:: Data to process

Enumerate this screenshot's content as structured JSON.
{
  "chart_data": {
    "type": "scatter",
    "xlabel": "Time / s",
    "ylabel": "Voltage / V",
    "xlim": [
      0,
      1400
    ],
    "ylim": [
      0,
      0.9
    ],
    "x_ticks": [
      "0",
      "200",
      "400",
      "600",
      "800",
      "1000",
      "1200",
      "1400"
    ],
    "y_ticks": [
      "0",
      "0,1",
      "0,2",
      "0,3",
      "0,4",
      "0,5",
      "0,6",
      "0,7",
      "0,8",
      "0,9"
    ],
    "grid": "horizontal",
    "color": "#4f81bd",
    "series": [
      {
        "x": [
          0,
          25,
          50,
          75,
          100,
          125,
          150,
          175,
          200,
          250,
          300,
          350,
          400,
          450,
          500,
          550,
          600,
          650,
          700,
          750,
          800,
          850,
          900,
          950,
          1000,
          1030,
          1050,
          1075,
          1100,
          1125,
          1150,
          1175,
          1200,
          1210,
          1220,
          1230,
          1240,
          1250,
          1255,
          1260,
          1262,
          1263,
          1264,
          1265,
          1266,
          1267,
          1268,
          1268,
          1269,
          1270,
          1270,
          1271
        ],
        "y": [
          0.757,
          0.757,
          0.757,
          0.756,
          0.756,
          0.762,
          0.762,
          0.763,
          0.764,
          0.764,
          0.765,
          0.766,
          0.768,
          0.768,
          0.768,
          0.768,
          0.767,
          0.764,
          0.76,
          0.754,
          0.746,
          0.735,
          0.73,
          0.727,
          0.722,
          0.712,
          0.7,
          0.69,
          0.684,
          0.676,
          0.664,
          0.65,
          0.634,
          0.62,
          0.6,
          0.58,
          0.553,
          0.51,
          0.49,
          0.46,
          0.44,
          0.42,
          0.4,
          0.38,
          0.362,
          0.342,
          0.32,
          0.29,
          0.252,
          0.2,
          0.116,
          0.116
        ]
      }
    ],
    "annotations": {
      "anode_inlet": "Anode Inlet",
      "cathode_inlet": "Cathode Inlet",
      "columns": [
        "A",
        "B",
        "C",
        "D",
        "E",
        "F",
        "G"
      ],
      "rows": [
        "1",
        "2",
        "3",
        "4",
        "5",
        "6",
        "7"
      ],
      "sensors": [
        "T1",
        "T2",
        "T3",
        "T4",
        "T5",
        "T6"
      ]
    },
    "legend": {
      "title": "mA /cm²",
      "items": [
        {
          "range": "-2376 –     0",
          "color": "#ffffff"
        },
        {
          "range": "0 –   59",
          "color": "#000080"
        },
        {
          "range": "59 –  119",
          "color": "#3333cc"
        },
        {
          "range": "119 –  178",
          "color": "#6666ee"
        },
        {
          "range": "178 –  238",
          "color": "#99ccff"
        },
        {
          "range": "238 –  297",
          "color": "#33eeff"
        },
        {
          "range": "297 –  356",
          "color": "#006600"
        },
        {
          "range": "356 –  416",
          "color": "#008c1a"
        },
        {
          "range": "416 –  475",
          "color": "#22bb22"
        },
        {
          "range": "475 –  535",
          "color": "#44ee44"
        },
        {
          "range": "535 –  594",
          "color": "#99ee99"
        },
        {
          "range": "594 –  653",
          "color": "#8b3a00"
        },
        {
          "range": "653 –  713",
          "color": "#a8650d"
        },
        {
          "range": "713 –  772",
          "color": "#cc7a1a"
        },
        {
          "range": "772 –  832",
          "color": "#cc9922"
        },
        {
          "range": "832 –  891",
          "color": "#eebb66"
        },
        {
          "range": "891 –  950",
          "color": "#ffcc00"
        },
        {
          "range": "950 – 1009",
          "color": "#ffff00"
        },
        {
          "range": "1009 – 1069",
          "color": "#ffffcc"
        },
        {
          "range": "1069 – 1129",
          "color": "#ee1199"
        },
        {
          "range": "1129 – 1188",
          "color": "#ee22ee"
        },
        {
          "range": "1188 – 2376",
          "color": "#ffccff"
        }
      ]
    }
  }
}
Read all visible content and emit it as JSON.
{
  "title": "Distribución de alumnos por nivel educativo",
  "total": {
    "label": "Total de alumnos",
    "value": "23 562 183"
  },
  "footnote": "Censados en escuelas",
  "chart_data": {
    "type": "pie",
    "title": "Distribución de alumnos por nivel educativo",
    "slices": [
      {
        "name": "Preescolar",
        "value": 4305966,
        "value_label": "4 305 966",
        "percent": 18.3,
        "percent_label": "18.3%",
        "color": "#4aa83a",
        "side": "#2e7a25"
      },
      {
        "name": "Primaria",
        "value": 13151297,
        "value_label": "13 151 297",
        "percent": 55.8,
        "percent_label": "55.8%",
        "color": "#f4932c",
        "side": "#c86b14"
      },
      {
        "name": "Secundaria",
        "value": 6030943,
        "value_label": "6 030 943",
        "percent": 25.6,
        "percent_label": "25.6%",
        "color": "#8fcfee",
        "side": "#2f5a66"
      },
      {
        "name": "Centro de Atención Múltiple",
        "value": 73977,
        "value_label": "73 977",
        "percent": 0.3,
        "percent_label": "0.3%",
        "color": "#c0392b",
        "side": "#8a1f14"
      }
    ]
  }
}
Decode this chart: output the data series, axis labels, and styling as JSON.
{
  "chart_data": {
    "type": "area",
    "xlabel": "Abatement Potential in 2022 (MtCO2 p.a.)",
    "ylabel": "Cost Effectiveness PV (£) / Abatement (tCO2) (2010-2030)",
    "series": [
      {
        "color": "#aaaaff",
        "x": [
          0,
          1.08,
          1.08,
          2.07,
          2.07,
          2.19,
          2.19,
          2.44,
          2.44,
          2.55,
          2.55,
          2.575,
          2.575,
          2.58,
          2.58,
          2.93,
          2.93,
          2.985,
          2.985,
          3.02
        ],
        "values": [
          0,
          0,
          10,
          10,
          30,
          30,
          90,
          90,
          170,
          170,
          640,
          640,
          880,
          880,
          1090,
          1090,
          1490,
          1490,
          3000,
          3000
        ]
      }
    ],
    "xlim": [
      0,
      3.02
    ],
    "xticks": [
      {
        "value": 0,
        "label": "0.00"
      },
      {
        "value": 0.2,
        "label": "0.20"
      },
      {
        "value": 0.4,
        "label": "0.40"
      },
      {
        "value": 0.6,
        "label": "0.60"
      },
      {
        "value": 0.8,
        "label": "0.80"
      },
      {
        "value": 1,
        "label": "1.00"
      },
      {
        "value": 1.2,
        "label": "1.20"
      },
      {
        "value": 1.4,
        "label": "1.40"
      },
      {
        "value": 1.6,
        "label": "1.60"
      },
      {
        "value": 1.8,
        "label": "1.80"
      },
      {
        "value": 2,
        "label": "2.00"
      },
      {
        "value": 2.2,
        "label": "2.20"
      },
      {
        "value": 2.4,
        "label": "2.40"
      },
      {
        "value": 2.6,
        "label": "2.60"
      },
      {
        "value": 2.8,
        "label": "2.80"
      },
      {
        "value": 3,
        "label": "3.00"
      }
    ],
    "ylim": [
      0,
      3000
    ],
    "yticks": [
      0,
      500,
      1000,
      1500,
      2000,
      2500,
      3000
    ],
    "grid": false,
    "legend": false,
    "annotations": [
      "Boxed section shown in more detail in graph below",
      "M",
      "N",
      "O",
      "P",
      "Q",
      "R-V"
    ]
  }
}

::::

What needs to be done> Reproduce each line of the entries in which the word "Abatement" is found.

Correct result>
    "xlabel": "Abatement Potential in 2022 (MtCO2 p.a.)",
    "ylabel": "Cost Effectiveness PV (£) / Abatement (tCO2) (2010-2030)",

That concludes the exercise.